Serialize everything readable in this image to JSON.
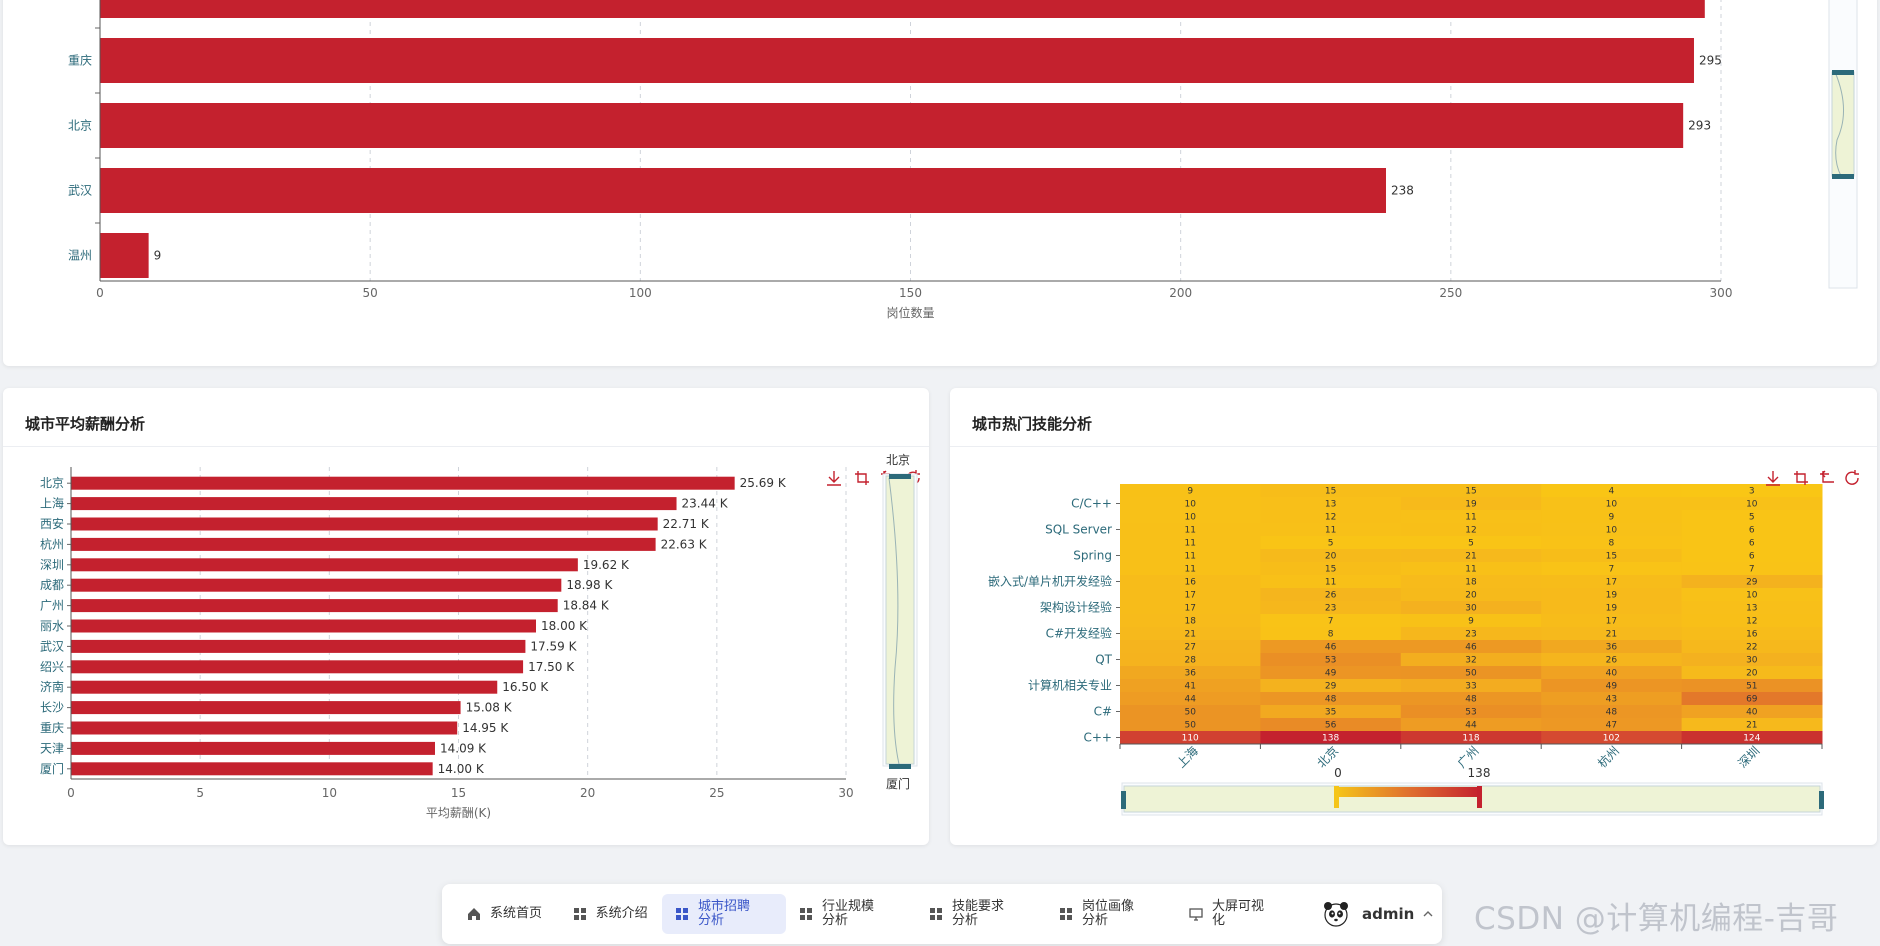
{
  "top_chart": {
    "chart_data": {
      "type": "bar",
      "orientation": "horizontal",
      "categories": [
        "重庆",
        "北京",
        "武汉",
        "温州"
      ],
      "values": [
        295,
        293,
        238,
        9
      ],
      "partial_bar_value": 297,
      "xlim": [
        0,
        300
      ],
      "xticks": [
        0,
        50,
        100,
        150,
        200,
        250,
        300
      ],
      "xlabel": "岗位数量",
      "color": "#c4212e"
    }
  },
  "salary_card": {
    "title": "城市平均薪酬分析",
    "zoom_top_label": "北京",
    "zoom_bottom_label": "厦门",
    "chart_data": {
      "type": "bar",
      "orientation": "horizontal",
      "categories": [
        "北京",
        "上海",
        "西安",
        "杭州",
        "深圳",
        "成都",
        "广州",
        "丽水",
        "武汉",
        "绍兴",
        "济南",
        "长沙",
        "重庆",
        "天津",
        "厦门"
      ],
      "values": [
        25.69,
        23.44,
        22.71,
        22.63,
        19.62,
        18.98,
        18.84,
        18.0,
        17.59,
        17.5,
        16.5,
        15.08,
        14.95,
        14.09,
        14.0
      ],
      "labels": [
        "25.69 K",
        "23.44 K",
        "22.71 K",
        "22.63 K",
        "19.62 K",
        "18.98 K",
        "18.84 K",
        "18.00 K",
        "17.59 K",
        "17.50 K",
        "16.50 K",
        "15.08 K",
        "14.95 K",
        "14.09 K",
        "14.00 K"
      ],
      "xlim": [
        0,
        30
      ],
      "xticks": [
        0,
        5,
        10,
        15,
        20,
        25,
        30
      ],
      "xlabel": "平均薪酬(K)",
      "color": "#c4212e"
    }
  },
  "skills_card": {
    "title": "城市热门技能分析",
    "visual_map_min": "0",
    "visual_map_max": "138",
    "chart_data": {
      "type": "heatmap",
      "x_categories": [
        "上海",
        "北京",
        "广州",
        "杭州",
        "深圳"
      ],
      "y_tick_labels": [
        "C/C++",
        "SQL Server",
        "Spring",
        "嵌入式/单片机开发经验",
        "架构设计经验",
        "C#开发经验",
        "QT",
        "计算机相关专业",
        "C#",
        "C++"
      ],
      "y_tick_rows": [
        1,
        3,
        5,
        7,
        9,
        11,
        13,
        15,
        17,
        19
      ],
      "rows": [
        [
          9,
          15,
          15,
          4,
          3
        ],
        [
          10,
          13,
          19,
          10,
          10
        ],
        [
          10,
          12,
          11,
          9,
          5
        ],
        [
          11,
          11,
          12,
          10,
          6
        ],
        [
          11,
          5,
          5,
          8,
          6
        ],
        [
          11,
          20,
          21,
          15,
          6
        ],
        [
          11,
          15,
          11,
          7,
          7
        ],
        [
          16,
          11,
          18,
          17,
          29
        ],
        [
          17,
          26,
          20,
          19,
          10
        ],
        [
          17,
          23,
          30,
          19,
          13
        ],
        [
          18,
          7,
          9,
          17,
          12
        ],
        [
          21,
          8,
          23,
          21,
          16
        ],
        [
          27,
          46,
          46,
          36,
          22
        ],
        [
          28,
          53,
          32,
          26,
          30
        ],
        [
          36,
          49,
          50,
          40,
          20
        ],
        [
          41,
          29,
          33,
          49,
          51
        ],
        [
          44,
          48,
          48,
          43,
          69
        ],
        [
          50,
          35,
          53,
          48,
          40
        ],
        [
          50,
          56,
          44,
          47,
          21
        ],
        [
          110,
          138,
          118,
          102,
          124
        ]
      ],
      "min": 0,
      "max": 138
    }
  },
  "nav": {
    "items": [
      {
        "label": "系统首页",
        "icon": "home-icon"
      },
      {
        "label": "系统介绍",
        "icon": "grid-icon"
      },
      {
        "label": "城市招聘分析",
        "icon": "grid-icon"
      },
      {
        "label": "行业规模分析",
        "icon": "grid-icon"
      },
      {
        "label": "技能要求分析",
        "icon": "grid-icon"
      },
      {
        "label": "岗位画像分析",
        "icon": "grid-icon"
      },
      {
        "label": "大屏可视化",
        "icon": "monitor-icon"
      }
    ],
    "active_index": 2,
    "user": "admin"
  },
  "watermark": "CSDN @计算机编程-吉哥"
}
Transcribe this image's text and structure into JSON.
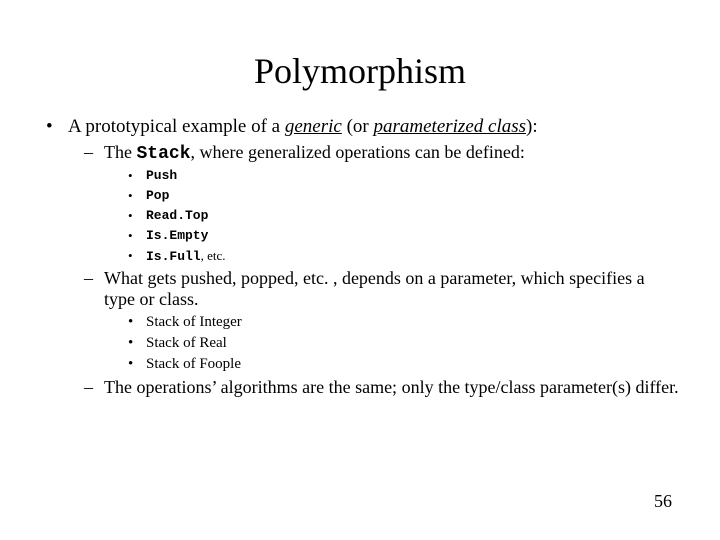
{
  "title": "Polymorphism",
  "l1": {
    "prefix": "A prototypical example of a ",
    "generic_word": "generic",
    "mid": " (or ",
    "param_word": "parameterized class",
    "suffix": "):"
  },
  "l2a": {
    "pre": "The ",
    "code": "Stack",
    "post": ", where generalized operations can be defined:"
  },
  "ops": {
    "push": "Push",
    "pop": "Pop",
    "readtop": "Read.Top",
    "isempty": "Is.Empty",
    "isfull": "Is.Full",
    "isfull_etc": ", etc."
  },
  "l2b": "What gets pushed, popped, etc. , depends on a parameter, which specifies a type or class.",
  "types": {
    "int": "Stack of Integer",
    "real": "Stack of Real",
    "foople": "Stack of Foople"
  },
  "l2c": "The operations’ algorithms are the same;  only the type/class parameter(s) differ.",
  "page_number": "56",
  "marks": {
    "disc": "•",
    "dash": "–",
    "dot": "•"
  }
}
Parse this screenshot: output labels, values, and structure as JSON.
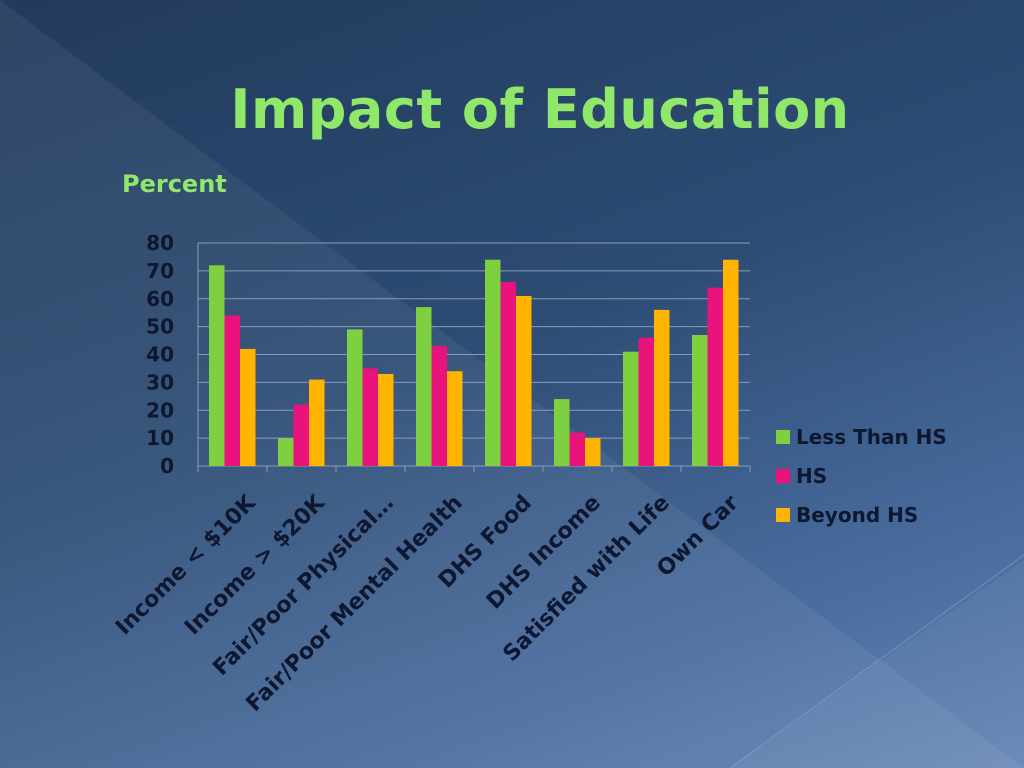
{
  "slide": {
    "title": "Impact of Education",
    "y_axis_title": "Percent"
  },
  "colors": {
    "background": "#2d4c74",
    "title": "#8fe86a",
    "text": "#0d1730",
    "series": [
      "#7ed040",
      "#e8147c",
      "#ffb400"
    ]
  },
  "chart_data": {
    "type": "bar",
    "ylabel": "Percent",
    "ylim": [
      0,
      80
    ],
    "yticks": [
      0,
      10,
      20,
      30,
      40,
      50,
      60,
      70,
      80
    ],
    "grid": true,
    "legend_position": "right",
    "categories": [
      "Income < $10K",
      "Income > $20K",
      "Fair/Poor Physical…",
      "Fair/Poor Mental Health",
      "DHS Food",
      "DHS Income",
      "Satisfied with Life",
      "Own Car"
    ],
    "series": [
      {
        "name": "Less Than HS",
        "values": [
          72,
          10,
          49,
          57,
          74,
          24,
          41,
          47
        ]
      },
      {
        "name": "HS",
        "values": [
          54,
          22,
          35,
          43,
          66,
          12,
          46,
          64
        ]
      },
      {
        "name": "Beyond HS",
        "values": [
          42,
          31,
          33,
          34,
          61,
          10,
          56,
          74
        ]
      }
    ]
  }
}
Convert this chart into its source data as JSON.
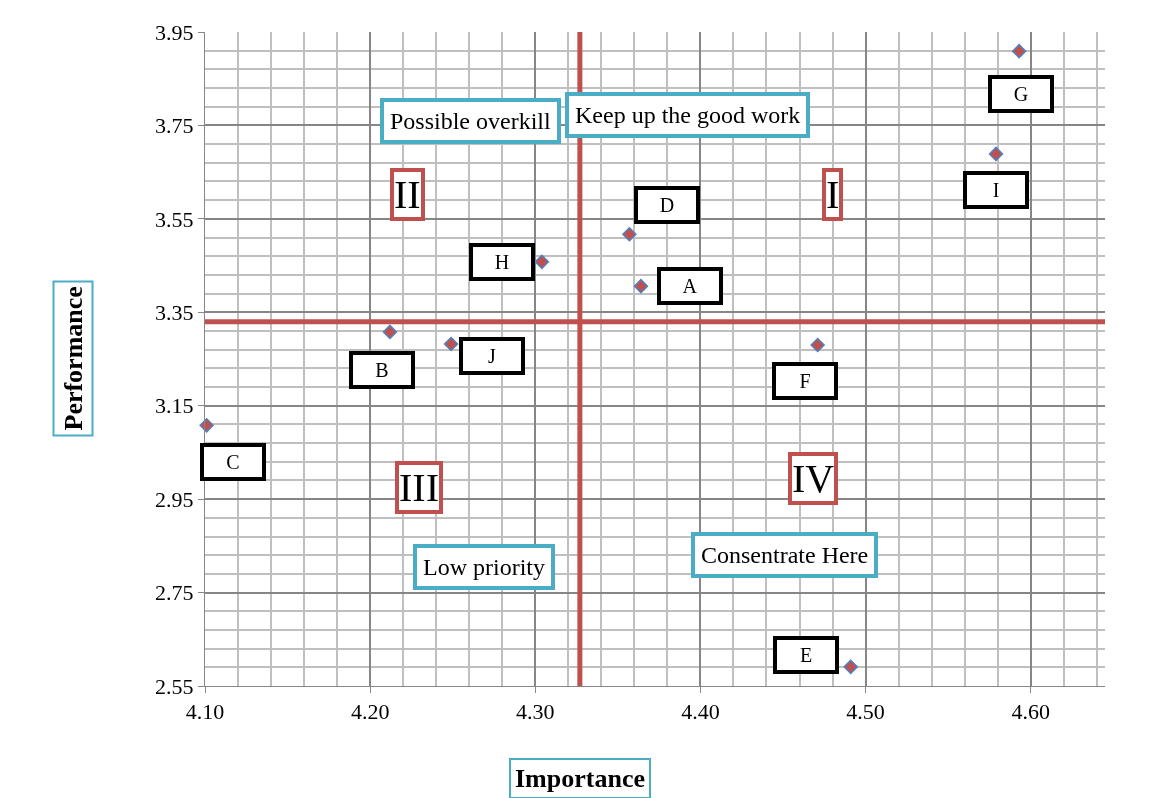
{
  "chart_data": {
    "type": "scatter",
    "xlabel": "Importance",
    "ylabel": "Performance",
    "x": [
      4.364,
      4.212,
      4.101,
      4.357,
      4.491,
      4.471,
      4.593,
      4.304,
      4.579,
      4.249
    ],
    "series": [
      {
        "color": "#c0504d",
        "values": [
          3.406,
          3.308,
          3.108,
          3.517,
          2.591,
          3.28,
          3.909,
          3.458,
          3.689,
          3.282
        ]
      }
    ],
    "annotations": [
      {
        "text": "A",
        "x": 4.364,
        "y": 3.406
      },
      {
        "text": "B",
        "x": 4.212,
        "y": 3.308
      },
      {
        "text": "C",
        "x": 4.101,
        "y": 3.108
      },
      {
        "text": "D",
        "x": 4.357,
        "y": 3.517
      },
      {
        "text": "E",
        "x": 4.491,
        "y": 2.591
      },
      {
        "text": "F",
        "x": 4.471,
        "y": 3.28
      },
      {
        "text": "G",
        "x": 4.593,
        "y": 3.909
      },
      {
        "text": "H",
        "x": 4.304,
        "y": 3.458
      },
      {
        "text": "I",
        "x": 4.579,
        "y": 3.689
      },
      {
        "text": "J",
        "x": 4.249,
        "y": 3.282
      },
      "Possible overkill",
      "Keep up the good work",
      "II",
      "I",
      "III",
      "IV",
      "Low priority",
      "Consentrate Here"
    ],
    "ref_lines": [
      {
        "axis": "x",
        "value": 4.327,
        "color": "#c0504d"
      },
      {
        "axis": "y",
        "value": 3.33,
        "color": "#c0504d"
      }
    ],
    "xlim": [
      4.1,
      4.645
    ],
    "xticks": [
      {
        "value": 4.1,
        "label": "4.10"
      },
      {
        "value": 4.2,
        "label": "4.20"
      },
      {
        "value": 4.3,
        "label": "4.30"
      },
      {
        "value": 4.4,
        "label": "4.40"
      },
      {
        "value": 4.5,
        "label": "4.50"
      },
      {
        "value": 4.6,
        "label": "4.60"
      }
    ],
    "ylim": [
      2.55,
      3.95
    ],
    "yticks": [
      2.55,
      2.75,
      2.95,
      3.15,
      3.35,
      3.55,
      3.75,
      3.95
    ],
    "grid": true,
    "legend": false,
    "marker": "diamond"
  }
}
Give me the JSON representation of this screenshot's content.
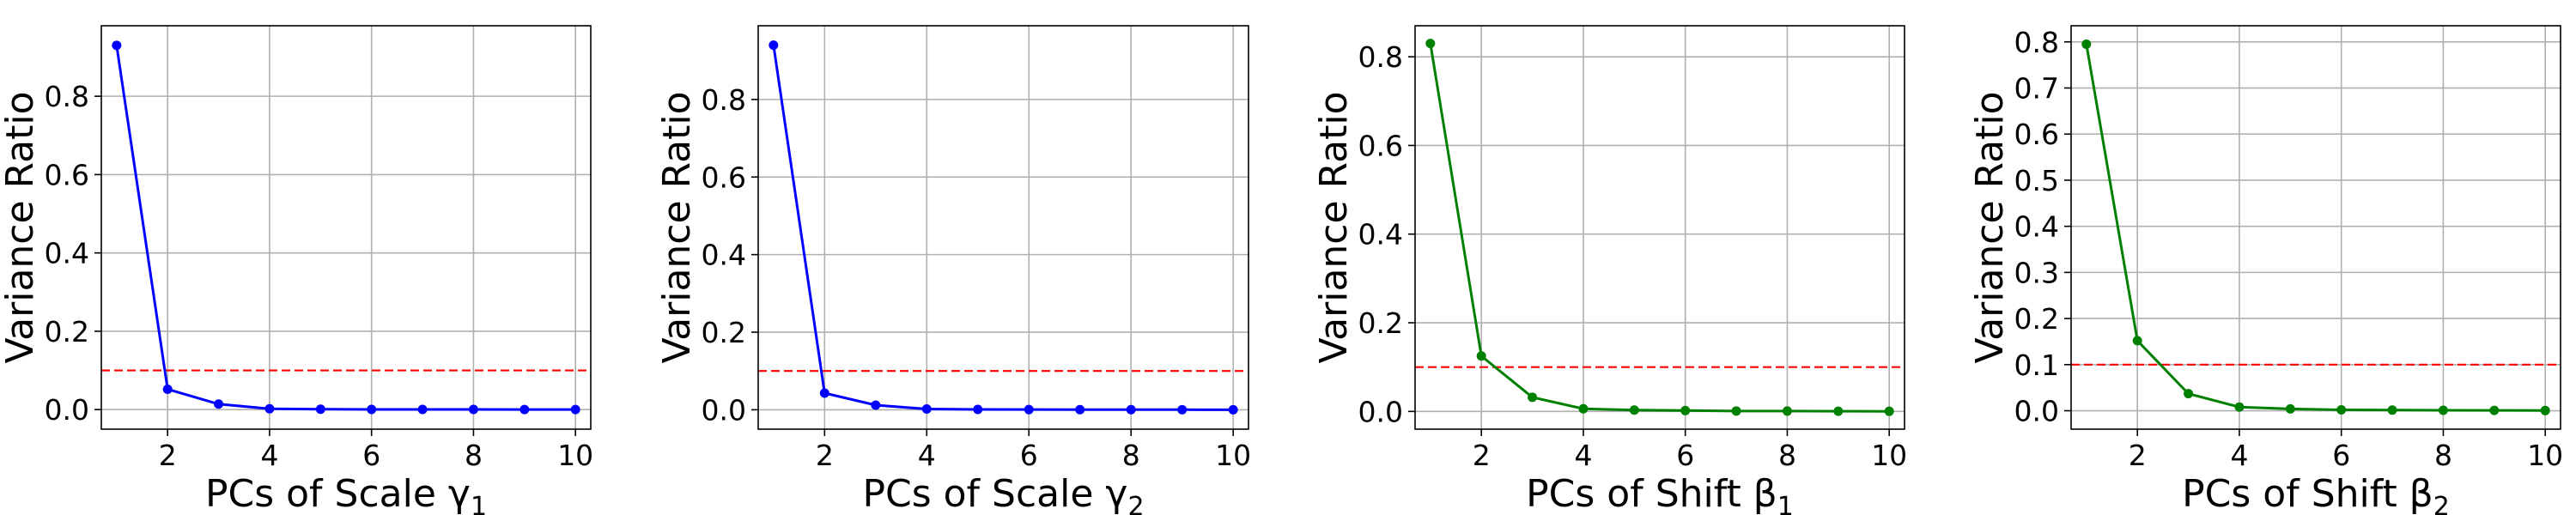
{
  "chart_data": [
    {
      "type": "line",
      "xlabel": "PCs of Scale γ",
      "xlabel_subscript": "1",
      "ylabel": "Variance Ratio",
      "color": "#0000ff",
      "x": [
        1,
        2,
        3,
        4,
        5,
        6,
        7,
        8,
        9,
        10
      ],
      "values": [
        0.93,
        0.052,
        0.014,
        0.002,
        0.001,
        0.0005,
        0.0004,
        0.0003,
        0.0002,
        0.0001
      ],
      "reference_line": {
        "y": 0.1,
        "color": "#ff0000",
        "style": "dashed"
      },
      "xlim": [
        0.7,
        10.3
      ],
      "ylim": [
        -0.05,
        0.98
      ],
      "xticks": [
        2,
        4,
        6,
        8,
        10
      ],
      "yticks": [
        0.0,
        0.2,
        0.4,
        0.6,
        0.8
      ],
      "ytick_labels": [
        "0.0",
        "0.2",
        "0.4",
        "0.6",
        "0.8"
      ],
      "grid": true
    },
    {
      "type": "line",
      "xlabel": "PCs of Scale γ",
      "xlabel_subscript": "2",
      "ylabel": "Variance Ratio",
      "color": "#0000ff",
      "x": [
        1,
        2,
        3,
        4,
        5,
        6,
        7,
        8,
        9,
        10
      ],
      "values": [
        0.94,
        0.043,
        0.012,
        0.002,
        0.001,
        0.0005,
        0.0004,
        0.0003,
        0.0002,
        0.0001
      ],
      "reference_line": {
        "y": 0.1,
        "color": "#ff0000",
        "style": "dashed"
      },
      "xlim": [
        0.7,
        10.3
      ],
      "ylim": [
        -0.05,
        0.99
      ],
      "xticks": [
        2,
        4,
        6,
        8,
        10
      ],
      "yticks": [
        0.0,
        0.2,
        0.4,
        0.6,
        0.8
      ],
      "ytick_labels": [
        "0.0",
        "0.2",
        "0.4",
        "0.6",
        "0.8"
      ],
      "grid": true
    },
    {
      "type": "line",
      "xlabel": "PCs of Shift β",
      "xlabel_subscript": "1",
      "ylabel": "Variance Ratio",
      "color": "#008000",
      "x": [
        1,
        2,
        3,
        4,
        5,
        6,
        7,
        8,
        9,
        10
      ],
      "values": [
        0.83,
        0.125,
        0.032,
        0.006,
        0.003,
        0.002,
        0.001,
        0.0008,
        0.0005,
        0.0003
      ],
      "reference_line": {
        "y": 0.1,
        "color": "#ff0000",
        "style": "dashed"
      },
      "xlim": [
        0.7,
        10.3
      ],
      "ylim": [
        -0.04,
        0.87
      ],
      "xticks": [
        2,
        4,
        6,
        8,
        10
      ],
      "yticks": [
        0.0,
        0.2,
        0.4,
        0.6,
        0.8
      ],
      "ytick_labels": [
        "0.0",
        "0.2",
        "0.4",
        "0.6",
        "0.8"
      ],
      "grid": true
    },
    {
      "type": "line",
      "xlabel": "PCs of Shift β",
      "xlabel_subscript": "2",
      "ylabel": "Variance Ratio",
      "color": "#008000",
      "x": [
        1,
        2,
        3,
        4,
        5,
        6,
        7,
        8,
        9,
        10
      ],
      "values": [
        0.795,
        0.152,
        0.037,
        0.008,
        0.004,
        0.002,
        0.0015,
        0.001,
        0.0007,
        0.0004
      ],
      "reference_line": {
        "y": 0.1,
        "color": "#ff0000",
        "style": "dashed"
      },
      "xlim": [
        0.7,
        10.3
      ],
      "ylim": [
        -0.04,
        0.835
      ],
      "xticks": [
        2,
        4,
        6,
        8,
        10
      ],
      "yticks": [
        0.0,
        0.1,
        0.2,
        0.3,
        0.4,
        0.5,
        0.6,
        0.7,
        0.8
      ],
      "ytick_labels": [
        "0.0",
        "0.1",
        "0.2",
        "0.3",
        "0.4",
        "0.5",
        "0.6",
        "0.7",
        "0.8"
      ],
      "grid": true
    }
  ]
}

* Task brief:
Within the listing above, find every line containing the string "image" and return it.

* Task answer:
Serialize everything readable in this image to JSON.
Transcribe this image's text and structure into JSON.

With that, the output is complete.